GIVEN INFORMATION:
****

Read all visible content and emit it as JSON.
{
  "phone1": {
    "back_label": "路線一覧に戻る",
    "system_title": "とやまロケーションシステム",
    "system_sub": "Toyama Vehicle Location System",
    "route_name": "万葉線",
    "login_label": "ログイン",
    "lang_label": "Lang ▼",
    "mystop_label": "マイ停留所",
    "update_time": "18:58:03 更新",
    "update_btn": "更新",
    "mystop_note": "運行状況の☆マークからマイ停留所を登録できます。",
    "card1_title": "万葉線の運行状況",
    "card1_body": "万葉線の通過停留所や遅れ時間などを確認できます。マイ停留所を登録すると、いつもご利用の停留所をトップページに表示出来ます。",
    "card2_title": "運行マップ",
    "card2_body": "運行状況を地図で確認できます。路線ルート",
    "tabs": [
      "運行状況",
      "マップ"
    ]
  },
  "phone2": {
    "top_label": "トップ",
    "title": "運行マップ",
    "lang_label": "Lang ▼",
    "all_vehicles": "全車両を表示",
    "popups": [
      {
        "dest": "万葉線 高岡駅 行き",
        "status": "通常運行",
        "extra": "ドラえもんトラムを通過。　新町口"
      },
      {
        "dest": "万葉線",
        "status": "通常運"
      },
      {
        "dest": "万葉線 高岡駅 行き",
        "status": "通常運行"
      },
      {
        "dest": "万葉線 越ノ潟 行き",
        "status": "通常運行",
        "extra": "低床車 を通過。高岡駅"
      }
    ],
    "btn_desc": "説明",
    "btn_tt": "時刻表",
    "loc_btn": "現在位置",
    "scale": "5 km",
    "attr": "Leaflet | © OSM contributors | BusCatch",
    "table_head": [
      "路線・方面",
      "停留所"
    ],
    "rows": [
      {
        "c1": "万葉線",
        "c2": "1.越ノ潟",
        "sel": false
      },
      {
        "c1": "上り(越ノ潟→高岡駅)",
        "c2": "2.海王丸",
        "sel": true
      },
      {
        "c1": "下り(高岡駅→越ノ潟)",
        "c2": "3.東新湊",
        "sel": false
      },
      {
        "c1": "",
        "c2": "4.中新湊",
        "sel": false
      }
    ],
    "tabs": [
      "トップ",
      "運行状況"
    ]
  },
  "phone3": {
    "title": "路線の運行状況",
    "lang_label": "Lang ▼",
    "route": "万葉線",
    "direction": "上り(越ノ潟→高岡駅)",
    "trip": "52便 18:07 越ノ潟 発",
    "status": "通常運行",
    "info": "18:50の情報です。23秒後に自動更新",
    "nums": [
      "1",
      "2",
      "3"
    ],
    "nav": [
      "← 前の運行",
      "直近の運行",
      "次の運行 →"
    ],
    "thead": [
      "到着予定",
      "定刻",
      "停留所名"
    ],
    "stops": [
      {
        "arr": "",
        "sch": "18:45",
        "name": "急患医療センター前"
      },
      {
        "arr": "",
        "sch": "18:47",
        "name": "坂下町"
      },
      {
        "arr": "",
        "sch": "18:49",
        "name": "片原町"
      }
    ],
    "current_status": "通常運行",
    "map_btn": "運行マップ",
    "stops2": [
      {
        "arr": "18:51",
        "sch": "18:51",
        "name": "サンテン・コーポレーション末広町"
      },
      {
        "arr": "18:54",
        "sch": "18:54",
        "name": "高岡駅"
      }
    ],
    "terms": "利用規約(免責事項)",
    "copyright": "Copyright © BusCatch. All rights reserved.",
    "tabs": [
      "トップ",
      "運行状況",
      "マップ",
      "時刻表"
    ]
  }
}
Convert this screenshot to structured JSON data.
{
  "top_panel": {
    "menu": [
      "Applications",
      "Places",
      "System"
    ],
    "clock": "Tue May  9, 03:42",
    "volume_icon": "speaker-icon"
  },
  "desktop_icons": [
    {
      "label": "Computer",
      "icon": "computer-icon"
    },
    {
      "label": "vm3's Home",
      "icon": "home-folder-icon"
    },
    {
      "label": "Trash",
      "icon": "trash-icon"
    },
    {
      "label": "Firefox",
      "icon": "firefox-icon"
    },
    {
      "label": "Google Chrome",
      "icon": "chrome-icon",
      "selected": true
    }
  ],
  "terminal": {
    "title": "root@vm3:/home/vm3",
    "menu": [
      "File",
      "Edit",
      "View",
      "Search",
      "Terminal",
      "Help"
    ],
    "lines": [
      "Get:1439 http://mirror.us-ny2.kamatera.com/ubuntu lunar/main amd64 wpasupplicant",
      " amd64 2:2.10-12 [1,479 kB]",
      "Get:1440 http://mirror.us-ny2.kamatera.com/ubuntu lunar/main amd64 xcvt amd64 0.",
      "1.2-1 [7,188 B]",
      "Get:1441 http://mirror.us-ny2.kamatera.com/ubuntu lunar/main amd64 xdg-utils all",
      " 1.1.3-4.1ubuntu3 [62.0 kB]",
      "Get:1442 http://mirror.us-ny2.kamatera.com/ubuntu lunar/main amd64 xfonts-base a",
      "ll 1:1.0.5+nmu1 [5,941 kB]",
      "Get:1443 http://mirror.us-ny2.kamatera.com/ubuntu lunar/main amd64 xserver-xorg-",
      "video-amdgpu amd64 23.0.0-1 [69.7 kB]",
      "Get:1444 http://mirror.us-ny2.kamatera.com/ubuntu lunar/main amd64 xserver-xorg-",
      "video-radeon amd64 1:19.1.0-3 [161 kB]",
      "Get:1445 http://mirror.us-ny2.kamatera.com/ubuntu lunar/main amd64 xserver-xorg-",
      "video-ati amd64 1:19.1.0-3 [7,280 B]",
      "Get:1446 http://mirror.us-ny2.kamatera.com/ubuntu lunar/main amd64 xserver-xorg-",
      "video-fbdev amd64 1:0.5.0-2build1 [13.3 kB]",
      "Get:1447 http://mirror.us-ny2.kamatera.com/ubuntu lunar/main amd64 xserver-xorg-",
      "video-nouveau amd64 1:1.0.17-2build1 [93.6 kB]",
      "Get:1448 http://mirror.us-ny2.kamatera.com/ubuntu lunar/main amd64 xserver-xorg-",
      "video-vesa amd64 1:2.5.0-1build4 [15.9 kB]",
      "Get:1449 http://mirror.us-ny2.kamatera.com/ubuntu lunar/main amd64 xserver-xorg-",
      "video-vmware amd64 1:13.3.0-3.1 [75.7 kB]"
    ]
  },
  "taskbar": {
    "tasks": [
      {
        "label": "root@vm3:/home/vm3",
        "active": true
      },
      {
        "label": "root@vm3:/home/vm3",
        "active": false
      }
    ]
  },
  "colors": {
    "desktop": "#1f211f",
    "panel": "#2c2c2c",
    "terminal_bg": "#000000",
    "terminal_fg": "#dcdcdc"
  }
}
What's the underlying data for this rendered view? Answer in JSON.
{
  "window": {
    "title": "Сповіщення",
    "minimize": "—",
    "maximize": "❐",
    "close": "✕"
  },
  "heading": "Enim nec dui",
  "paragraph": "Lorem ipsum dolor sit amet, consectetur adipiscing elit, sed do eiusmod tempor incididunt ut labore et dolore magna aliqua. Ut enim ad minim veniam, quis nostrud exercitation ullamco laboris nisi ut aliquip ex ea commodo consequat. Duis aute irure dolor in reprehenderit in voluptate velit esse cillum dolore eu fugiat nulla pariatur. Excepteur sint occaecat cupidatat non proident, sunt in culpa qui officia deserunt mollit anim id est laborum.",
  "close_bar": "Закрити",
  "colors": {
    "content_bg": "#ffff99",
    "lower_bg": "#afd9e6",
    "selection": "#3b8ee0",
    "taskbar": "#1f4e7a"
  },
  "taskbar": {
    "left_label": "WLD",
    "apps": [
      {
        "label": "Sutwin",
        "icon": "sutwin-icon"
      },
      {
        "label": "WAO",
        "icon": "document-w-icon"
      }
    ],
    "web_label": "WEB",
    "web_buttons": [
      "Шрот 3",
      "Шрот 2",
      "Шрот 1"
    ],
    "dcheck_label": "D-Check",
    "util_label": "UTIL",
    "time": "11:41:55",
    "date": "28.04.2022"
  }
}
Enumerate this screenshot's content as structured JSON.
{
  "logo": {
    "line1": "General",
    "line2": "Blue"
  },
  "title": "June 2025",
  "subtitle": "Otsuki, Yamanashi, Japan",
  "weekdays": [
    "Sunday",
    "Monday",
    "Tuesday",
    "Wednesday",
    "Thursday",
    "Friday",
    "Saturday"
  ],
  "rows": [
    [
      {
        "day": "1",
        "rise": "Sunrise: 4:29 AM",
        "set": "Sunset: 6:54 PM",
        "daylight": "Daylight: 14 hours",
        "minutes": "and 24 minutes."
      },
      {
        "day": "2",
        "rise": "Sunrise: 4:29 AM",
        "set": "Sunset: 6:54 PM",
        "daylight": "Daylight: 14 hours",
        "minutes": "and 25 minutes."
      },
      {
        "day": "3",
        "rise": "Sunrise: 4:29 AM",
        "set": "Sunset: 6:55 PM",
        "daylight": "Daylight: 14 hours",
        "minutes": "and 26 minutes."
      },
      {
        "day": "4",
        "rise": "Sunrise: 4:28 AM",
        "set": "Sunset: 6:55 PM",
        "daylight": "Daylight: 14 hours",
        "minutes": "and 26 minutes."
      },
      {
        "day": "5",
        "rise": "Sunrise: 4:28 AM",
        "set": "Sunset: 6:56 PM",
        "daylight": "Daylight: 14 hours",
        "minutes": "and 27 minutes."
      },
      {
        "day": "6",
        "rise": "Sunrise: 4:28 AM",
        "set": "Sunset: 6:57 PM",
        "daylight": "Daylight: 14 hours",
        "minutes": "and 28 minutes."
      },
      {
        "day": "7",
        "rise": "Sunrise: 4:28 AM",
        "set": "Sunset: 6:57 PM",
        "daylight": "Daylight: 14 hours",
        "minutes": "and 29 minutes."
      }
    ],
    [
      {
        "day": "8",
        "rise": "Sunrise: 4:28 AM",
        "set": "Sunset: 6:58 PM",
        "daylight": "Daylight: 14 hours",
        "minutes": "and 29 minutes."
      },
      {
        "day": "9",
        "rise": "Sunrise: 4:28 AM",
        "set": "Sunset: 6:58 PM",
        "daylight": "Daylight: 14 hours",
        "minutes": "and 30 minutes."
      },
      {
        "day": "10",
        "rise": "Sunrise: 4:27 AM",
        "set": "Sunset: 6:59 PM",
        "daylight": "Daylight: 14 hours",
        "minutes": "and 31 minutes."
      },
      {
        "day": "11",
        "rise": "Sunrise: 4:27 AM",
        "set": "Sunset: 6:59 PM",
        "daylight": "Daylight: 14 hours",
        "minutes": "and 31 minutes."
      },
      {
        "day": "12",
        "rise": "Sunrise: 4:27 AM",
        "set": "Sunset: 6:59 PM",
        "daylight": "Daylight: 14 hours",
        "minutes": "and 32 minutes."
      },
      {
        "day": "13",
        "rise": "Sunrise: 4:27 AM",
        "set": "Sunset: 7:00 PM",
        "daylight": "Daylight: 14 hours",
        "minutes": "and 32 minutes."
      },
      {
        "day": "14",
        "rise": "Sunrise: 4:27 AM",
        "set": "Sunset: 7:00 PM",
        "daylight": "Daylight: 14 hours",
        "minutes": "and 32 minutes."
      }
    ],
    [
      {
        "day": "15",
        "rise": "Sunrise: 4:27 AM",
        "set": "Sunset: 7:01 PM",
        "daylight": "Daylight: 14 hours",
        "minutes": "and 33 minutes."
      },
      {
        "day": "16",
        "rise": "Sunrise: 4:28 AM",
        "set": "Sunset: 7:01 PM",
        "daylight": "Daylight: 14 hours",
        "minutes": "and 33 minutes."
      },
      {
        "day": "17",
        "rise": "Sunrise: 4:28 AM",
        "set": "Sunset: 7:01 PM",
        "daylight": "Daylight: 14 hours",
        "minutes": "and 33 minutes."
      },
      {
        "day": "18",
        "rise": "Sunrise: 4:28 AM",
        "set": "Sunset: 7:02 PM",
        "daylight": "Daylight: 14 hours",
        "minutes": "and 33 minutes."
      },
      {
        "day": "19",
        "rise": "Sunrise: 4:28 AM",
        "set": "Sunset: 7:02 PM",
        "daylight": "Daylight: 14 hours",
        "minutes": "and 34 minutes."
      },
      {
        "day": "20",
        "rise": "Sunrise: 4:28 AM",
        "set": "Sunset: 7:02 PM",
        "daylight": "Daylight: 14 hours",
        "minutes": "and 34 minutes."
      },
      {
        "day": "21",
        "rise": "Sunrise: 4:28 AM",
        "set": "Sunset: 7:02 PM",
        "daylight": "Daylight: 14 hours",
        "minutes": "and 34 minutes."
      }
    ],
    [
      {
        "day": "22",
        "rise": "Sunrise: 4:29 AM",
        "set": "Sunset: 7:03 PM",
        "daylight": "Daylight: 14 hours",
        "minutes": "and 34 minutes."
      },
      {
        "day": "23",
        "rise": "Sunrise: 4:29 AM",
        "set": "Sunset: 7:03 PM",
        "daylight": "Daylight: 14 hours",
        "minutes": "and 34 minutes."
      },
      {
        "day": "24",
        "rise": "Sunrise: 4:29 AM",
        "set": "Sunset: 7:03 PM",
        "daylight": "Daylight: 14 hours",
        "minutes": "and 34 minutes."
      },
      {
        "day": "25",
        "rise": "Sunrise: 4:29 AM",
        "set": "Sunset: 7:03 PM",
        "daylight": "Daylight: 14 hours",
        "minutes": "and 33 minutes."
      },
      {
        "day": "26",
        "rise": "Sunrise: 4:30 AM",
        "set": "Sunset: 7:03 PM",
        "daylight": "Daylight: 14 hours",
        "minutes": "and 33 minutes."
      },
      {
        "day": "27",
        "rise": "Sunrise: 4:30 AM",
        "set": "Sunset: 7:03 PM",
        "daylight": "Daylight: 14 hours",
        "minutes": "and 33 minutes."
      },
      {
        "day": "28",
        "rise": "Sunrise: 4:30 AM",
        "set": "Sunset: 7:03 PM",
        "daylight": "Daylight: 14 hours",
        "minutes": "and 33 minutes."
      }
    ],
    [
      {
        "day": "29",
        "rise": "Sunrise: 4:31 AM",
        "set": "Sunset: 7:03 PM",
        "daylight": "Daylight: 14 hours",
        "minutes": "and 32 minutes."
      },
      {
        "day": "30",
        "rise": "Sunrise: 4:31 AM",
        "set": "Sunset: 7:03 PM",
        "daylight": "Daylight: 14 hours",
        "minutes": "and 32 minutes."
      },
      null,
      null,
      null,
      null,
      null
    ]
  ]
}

****

WHAT THE TASK REQUIRES: Reproduce each line of the material containing the word "BusCatch".

SOLUTION:
    "attr": "Leaflet | © OSM contributors | BusCatch",
    "copyright": "Copyright © BusCatch. All rights reserved.",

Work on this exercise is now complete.